◆ Exercise instructions
List every line below containing "text".

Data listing
===============
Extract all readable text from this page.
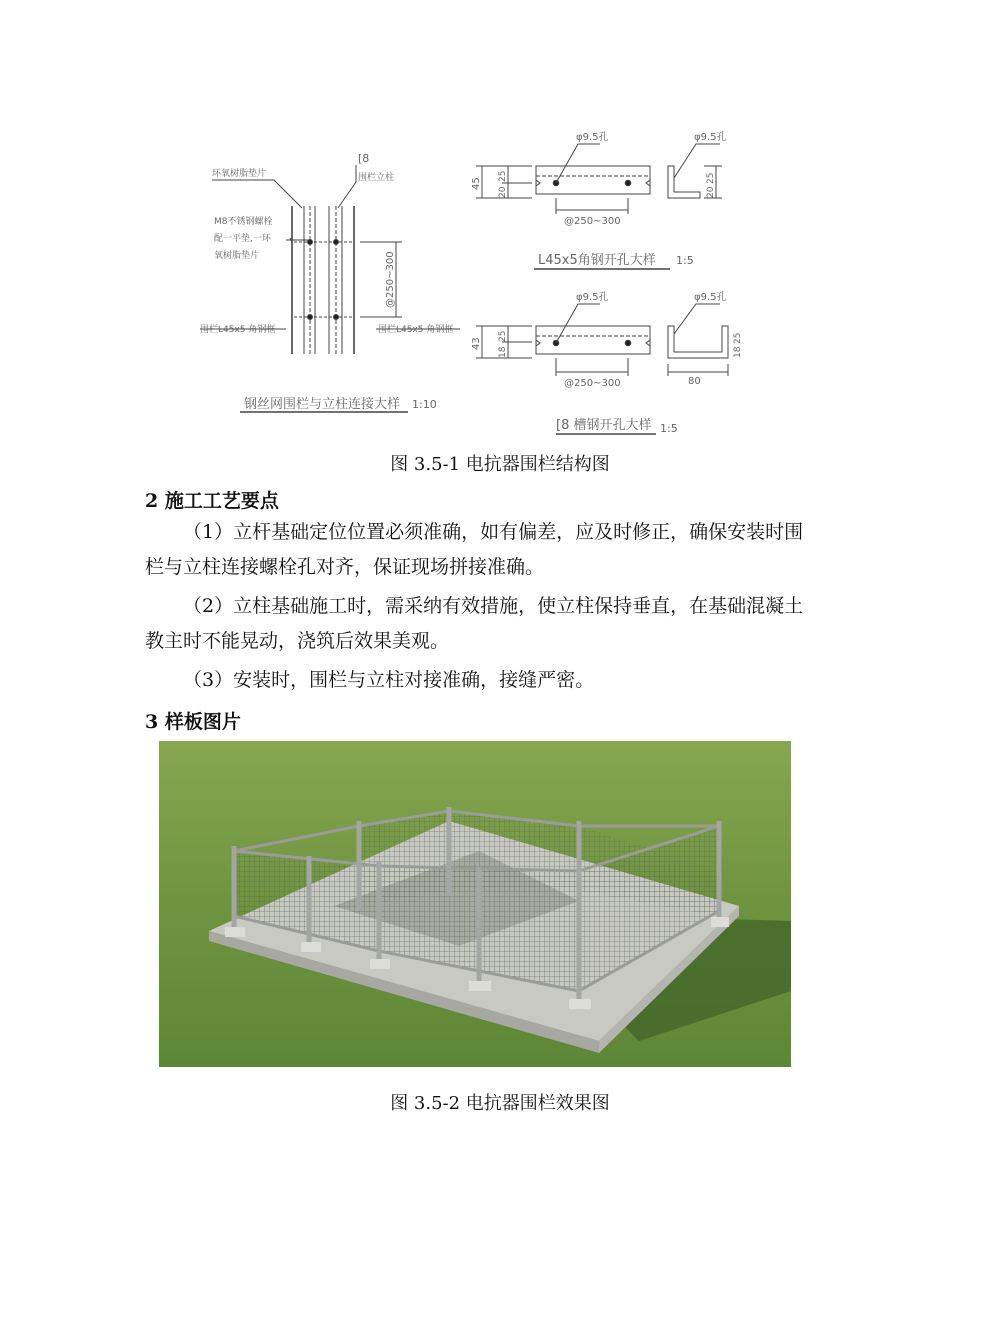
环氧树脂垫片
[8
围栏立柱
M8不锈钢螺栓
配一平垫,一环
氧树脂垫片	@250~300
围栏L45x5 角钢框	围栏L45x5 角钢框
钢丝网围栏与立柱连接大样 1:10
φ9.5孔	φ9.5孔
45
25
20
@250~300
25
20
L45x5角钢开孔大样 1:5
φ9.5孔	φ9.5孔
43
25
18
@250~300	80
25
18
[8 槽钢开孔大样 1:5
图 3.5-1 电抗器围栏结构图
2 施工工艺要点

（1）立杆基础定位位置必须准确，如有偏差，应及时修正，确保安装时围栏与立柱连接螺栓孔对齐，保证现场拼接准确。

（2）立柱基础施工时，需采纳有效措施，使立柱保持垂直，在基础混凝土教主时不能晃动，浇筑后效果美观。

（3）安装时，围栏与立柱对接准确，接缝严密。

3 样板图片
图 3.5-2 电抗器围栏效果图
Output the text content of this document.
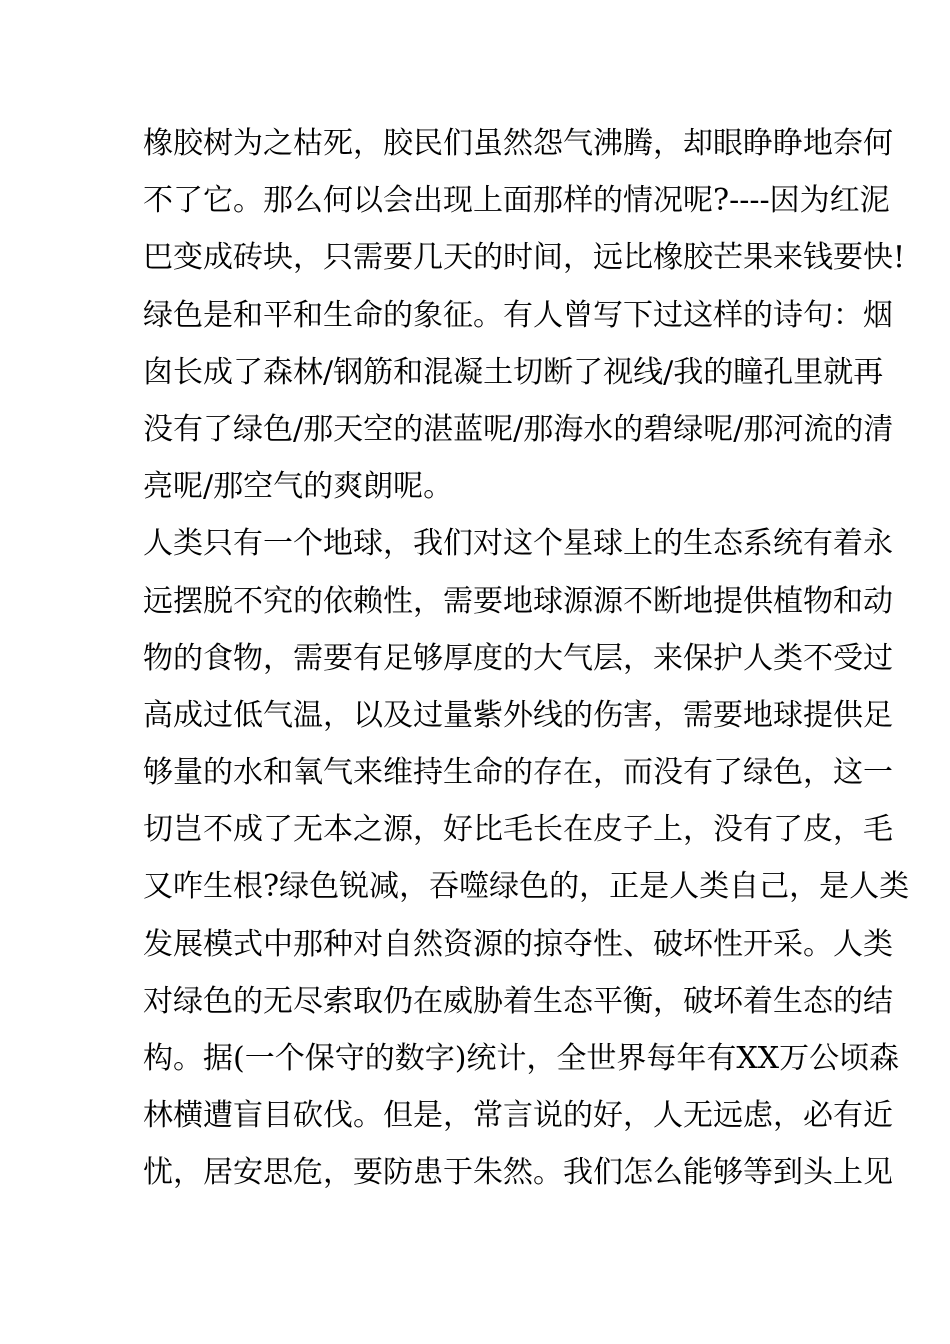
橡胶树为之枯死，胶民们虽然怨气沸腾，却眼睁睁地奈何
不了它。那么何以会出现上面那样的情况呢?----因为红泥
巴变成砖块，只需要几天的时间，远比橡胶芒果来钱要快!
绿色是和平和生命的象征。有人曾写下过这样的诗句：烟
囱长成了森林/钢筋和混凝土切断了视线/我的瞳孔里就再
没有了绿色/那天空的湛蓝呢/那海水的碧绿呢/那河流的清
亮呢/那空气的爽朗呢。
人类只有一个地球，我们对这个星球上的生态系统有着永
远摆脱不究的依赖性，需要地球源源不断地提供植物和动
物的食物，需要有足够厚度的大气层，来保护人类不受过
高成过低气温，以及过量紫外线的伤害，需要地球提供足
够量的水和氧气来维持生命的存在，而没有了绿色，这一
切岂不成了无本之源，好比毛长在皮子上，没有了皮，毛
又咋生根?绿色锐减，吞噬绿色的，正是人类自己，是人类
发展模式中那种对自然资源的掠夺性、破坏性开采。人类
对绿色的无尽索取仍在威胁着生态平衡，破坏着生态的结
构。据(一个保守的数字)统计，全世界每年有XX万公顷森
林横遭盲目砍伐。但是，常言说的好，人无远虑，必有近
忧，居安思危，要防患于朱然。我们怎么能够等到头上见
===============
◆ The completed task
Extract all readable text from this page.
Output the text content of this document.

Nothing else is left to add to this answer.